:: TEXT UNDER STUDY

Murad spoke after a UN event to commemorate the 10th anniversary of the establishment of a UN special representative to focus on sexual violence in conflict. (File Photo)


United Nations: Nadia Murad, the Nobel peace laureate who survived enslavement and sexual abuse by Islamic State extremists, said Wednesday the killing of the terrorist group’s leader Abu Bakr al-Baghdadi still leaves thousands of his supporters who continue to commit similar crimes – and “We want to see justice.”

She told reporters that when she heard that US forces killed al-Baghdadi, she talked to six of her sisters-in-law who had been in captivity and others in her family “because all of them are survivors.”

“Everyone was saying, `OK, but this is just Baghdadi,”‘ Murad said. And they all asked how about the IS fighters that raped and sold them, and who “still have our girls … our children?”

In August, the Kurdistan region’s Office for Yazidi Abductees said about 3,000 Yazidis are still missing.

“We don’t know anything about them. So, it wasn’t only Baghdadi. There is thousands of ISIS like Baghdadi,” Murad said, using another acronym for the Islamic State. “They are ready to do what he did — and they already did, and they aren’t giving up. So, we want to see more, and we want to see them (face) justice.”

Five years ago, IS militants launched attacks on Yazidi villages in northern Iraq, kidnapping, enslaving and massacring thousands. The attacks were labeled genocide by the United Nations. The Yazidis are an ancient religious minority and monotheistic faith, but al-Baghdadi’s Islamic State extremists viewed them as heretics and sought to annihilate both the people and their religious sites.

::::

Please reproduce the news report on Nadia Murad word for word, from start to finish.

:: INFORMATION GIVEN

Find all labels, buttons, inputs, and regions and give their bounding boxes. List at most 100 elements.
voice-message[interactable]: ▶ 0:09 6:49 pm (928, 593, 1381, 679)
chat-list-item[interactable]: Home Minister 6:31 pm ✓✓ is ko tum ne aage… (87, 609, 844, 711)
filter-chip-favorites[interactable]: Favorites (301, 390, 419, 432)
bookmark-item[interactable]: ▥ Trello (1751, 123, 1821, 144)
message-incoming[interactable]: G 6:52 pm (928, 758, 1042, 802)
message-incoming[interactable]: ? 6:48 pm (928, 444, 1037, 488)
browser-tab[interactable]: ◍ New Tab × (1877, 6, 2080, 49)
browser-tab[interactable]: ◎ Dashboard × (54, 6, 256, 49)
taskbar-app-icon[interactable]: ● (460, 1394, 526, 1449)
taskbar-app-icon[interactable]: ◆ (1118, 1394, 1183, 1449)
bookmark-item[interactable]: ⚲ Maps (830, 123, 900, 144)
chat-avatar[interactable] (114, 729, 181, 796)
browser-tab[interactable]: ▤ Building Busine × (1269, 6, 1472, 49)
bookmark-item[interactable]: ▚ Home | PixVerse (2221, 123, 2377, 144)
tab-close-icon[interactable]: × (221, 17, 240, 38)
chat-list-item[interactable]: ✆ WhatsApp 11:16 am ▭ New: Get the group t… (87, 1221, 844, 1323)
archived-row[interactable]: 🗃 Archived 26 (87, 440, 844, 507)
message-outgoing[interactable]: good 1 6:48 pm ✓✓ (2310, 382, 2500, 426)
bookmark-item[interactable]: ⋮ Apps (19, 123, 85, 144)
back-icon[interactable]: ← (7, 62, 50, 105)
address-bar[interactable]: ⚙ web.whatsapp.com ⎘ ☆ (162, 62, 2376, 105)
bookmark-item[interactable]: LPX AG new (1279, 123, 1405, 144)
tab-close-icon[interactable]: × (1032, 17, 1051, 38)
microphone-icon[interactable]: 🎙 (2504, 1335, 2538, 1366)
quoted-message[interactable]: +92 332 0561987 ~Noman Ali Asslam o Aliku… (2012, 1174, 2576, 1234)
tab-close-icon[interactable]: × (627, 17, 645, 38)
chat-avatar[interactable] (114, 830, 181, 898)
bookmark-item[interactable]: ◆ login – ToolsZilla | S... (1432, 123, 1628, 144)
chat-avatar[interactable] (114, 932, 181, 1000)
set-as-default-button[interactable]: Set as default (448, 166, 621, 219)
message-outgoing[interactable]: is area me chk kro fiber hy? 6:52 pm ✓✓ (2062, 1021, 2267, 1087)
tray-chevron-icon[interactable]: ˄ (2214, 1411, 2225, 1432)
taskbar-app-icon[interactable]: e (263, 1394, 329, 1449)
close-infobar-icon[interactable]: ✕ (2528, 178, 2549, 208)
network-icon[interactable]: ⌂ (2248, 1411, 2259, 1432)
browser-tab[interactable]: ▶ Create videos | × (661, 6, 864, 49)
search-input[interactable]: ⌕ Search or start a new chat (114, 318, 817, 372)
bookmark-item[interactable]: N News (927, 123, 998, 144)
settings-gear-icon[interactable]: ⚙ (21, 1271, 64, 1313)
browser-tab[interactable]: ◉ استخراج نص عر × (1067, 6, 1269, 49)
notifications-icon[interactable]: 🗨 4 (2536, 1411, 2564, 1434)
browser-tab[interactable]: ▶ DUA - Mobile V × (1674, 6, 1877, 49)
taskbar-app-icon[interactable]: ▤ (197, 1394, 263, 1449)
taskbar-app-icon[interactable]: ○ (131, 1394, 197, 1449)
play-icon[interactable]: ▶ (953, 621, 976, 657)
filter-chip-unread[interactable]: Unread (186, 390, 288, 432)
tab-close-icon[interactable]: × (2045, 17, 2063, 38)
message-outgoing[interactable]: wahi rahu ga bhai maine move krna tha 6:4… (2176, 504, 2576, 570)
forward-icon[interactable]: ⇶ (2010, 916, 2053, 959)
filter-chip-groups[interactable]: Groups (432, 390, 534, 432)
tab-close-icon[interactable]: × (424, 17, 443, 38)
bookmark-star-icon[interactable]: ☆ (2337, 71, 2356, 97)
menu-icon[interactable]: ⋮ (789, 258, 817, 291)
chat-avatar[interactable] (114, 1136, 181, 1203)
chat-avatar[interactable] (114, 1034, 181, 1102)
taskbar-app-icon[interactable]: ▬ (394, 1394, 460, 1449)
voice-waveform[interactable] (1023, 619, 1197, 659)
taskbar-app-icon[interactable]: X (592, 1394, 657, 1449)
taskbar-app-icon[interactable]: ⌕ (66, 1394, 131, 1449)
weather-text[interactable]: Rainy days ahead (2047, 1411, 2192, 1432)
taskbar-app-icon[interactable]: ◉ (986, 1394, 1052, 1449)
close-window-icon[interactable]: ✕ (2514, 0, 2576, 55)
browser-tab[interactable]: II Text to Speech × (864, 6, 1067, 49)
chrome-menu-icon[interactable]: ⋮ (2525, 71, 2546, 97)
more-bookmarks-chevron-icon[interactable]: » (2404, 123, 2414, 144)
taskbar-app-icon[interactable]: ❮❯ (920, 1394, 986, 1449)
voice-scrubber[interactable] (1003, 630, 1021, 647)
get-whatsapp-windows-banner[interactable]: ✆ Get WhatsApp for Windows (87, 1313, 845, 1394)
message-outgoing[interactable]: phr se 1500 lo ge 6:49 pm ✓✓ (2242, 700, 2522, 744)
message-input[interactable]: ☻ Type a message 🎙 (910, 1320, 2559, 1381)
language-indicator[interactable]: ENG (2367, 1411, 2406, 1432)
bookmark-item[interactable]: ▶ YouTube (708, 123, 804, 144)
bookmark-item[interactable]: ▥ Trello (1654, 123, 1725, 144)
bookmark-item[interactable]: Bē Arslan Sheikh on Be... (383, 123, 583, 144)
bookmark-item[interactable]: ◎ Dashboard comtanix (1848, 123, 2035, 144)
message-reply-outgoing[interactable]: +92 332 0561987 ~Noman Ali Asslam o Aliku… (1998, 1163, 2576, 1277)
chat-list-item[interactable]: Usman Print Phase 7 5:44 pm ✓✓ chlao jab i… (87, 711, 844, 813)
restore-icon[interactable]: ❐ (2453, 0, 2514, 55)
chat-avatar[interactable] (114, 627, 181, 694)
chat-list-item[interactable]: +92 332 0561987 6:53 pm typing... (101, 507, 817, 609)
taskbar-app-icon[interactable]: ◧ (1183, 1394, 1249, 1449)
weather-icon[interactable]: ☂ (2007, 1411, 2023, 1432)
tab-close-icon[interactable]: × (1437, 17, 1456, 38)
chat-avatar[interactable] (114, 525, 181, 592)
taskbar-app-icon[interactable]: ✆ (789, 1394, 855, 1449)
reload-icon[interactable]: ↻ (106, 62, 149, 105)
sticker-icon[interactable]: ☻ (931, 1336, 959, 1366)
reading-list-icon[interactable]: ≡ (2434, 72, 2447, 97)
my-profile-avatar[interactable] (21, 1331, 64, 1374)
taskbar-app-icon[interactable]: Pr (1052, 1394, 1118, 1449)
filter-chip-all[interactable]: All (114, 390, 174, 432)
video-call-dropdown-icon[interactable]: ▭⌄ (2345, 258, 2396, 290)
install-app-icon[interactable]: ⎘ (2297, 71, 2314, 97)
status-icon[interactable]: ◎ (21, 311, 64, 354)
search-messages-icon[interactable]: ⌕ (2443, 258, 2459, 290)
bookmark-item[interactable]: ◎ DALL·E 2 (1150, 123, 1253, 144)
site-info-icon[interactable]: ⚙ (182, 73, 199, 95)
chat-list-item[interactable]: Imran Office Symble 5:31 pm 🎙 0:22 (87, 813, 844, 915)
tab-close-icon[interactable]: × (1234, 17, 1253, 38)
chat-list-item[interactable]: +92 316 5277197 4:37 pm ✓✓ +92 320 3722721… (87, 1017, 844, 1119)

::::

- **WRITTEN RESPONSE**
Murad spoke after a UN event to commemorate the 10th anniversary of the establishment of a UN special representative to focus on sexual violence in conflict. (File Photo)


United Nations: Nadia Murad, the Nobel peace laureate who survived enslavement and sexual abuse by Islamic State extremists, said Wednesday the killing of the terrorist group’s leader Abu Bakr al-Baghdadi still leaves thousands of his supporters who continue to commit similar crimes – and “We want to see justice.”

She told reporters that when she heard that US forces killed al-Baghdadi, she talked to six of her sisters-in-law who had been in captivity and others in her family “because all of them are survivors.”

“Everyone was saying, `OK, but this is just Baghdadi,”‘ Murad said. And they all asked how about the IS fighters that raped and sold them, and who “still have our girls … our children?”

In August, the Kurdistan region’s Office for Yazidi Abductees said about 3,000 Yazidis are still missing.

“We don’t know anything about them. So, it wasn’t only Baghdadi. There is thousands of ISIS like Baghdadi,” Murad said, using another acronym for the Islamic State. “They are ready to do what he did — and they already did, and they aren’t giving up. So, we want to see more, and we want to see them (face) justice.”

Five years ago, IS militants launched attacks on Yazidi villages in northern Iraq, kidnapping, enslaving and massacring thousands. The attacks were labeled genocide by the United Nations. The Yazidis are an ancient religious minority and monotheistic faith, but al-Baghdadi’s Islamic State extremists viewed them as heretics and sought to annihilate both the people and their religious sites.